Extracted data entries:

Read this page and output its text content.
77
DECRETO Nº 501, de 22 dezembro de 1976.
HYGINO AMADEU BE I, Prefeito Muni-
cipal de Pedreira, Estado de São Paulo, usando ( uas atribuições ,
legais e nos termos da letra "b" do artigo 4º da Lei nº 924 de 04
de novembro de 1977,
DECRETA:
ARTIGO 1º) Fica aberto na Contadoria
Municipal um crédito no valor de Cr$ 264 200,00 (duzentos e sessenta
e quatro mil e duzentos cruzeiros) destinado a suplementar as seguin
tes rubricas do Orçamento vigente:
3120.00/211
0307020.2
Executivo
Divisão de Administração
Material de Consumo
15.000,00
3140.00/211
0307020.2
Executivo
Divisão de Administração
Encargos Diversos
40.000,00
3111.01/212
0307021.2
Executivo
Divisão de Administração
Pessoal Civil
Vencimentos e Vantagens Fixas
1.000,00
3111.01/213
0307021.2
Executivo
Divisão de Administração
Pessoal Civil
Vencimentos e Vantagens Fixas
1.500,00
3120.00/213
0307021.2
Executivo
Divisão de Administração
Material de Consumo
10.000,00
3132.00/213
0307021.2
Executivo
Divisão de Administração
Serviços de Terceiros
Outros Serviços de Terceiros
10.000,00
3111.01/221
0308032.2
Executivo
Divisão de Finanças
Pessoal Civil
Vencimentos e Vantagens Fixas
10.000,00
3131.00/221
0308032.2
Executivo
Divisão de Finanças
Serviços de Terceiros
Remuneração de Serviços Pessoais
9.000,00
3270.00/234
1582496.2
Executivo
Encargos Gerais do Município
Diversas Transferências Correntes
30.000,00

● WRITTEN TASK
Reproduce all the records precisely.

● SOLUTION TO THIS TASK
Read this page and output its text content.
77
DECRETO Nº 501, de 22 dezembro de 1976.
HYGINO AMADEU BE I, Prefeito Muni-
cipal de Pedreira, Estado de São Paulo, usando ( uas atribuições ,
legais e nos termos da letra "b" do artigo 4º da Lei nº 924 de 04
de novembro de 1977,
DECRETA:
ARTIGO 1º) Fica aberto na Contadoria
Municipal um crédito no valor de Cr$ 264 200,00 (duzentos e sessenta
e quatro mil e duzentos cruzeiros) destinado a suplementar as seguin
tes rubricas do Orçamento vigente:
3120.00/211
0307020.2
Executivo
Divisão de Administração
Material de Consumo
15.000,00
3140.00/211
0307020.2
Executivo
Divisão de Administração
Encargos Diversos
40.000,00
3111.01/212
0307021.2
Executivo
Divisão de Administração
Pessoal Civil
Vencimentos e Vantagens Fixas
1.000,00
3111.01/213
0307021.2
Executivo
Divisão de Administração
Pessoal Civil
Vencimentos e Vantagens Fixas
1.500,00
3120.00/213
0307021.2
Executivo
Divisão de Administração
Material de Consumo
10.000,00
3132.00/213
0307021.2
Executivo
Divisão de Administração
Serviços de Terceiros
Outros Serviços de Terceiros
10.000,00
3111.01/221
0308032.2
Executivo
Divisão de Finanças
Pessoal Civil
Vencimentos e Vantagens Fixas
10.000,00
3131.00/221
0308032.2
Executivo
Divisão de Finanças
Serviços de Terceiros
Remuneração de Serviços Pessoais
9.000,00
3270.00/234
1582496.2
Executivo
Encargos Gerais do Município
Diversas Transferências Correntes
30.000,00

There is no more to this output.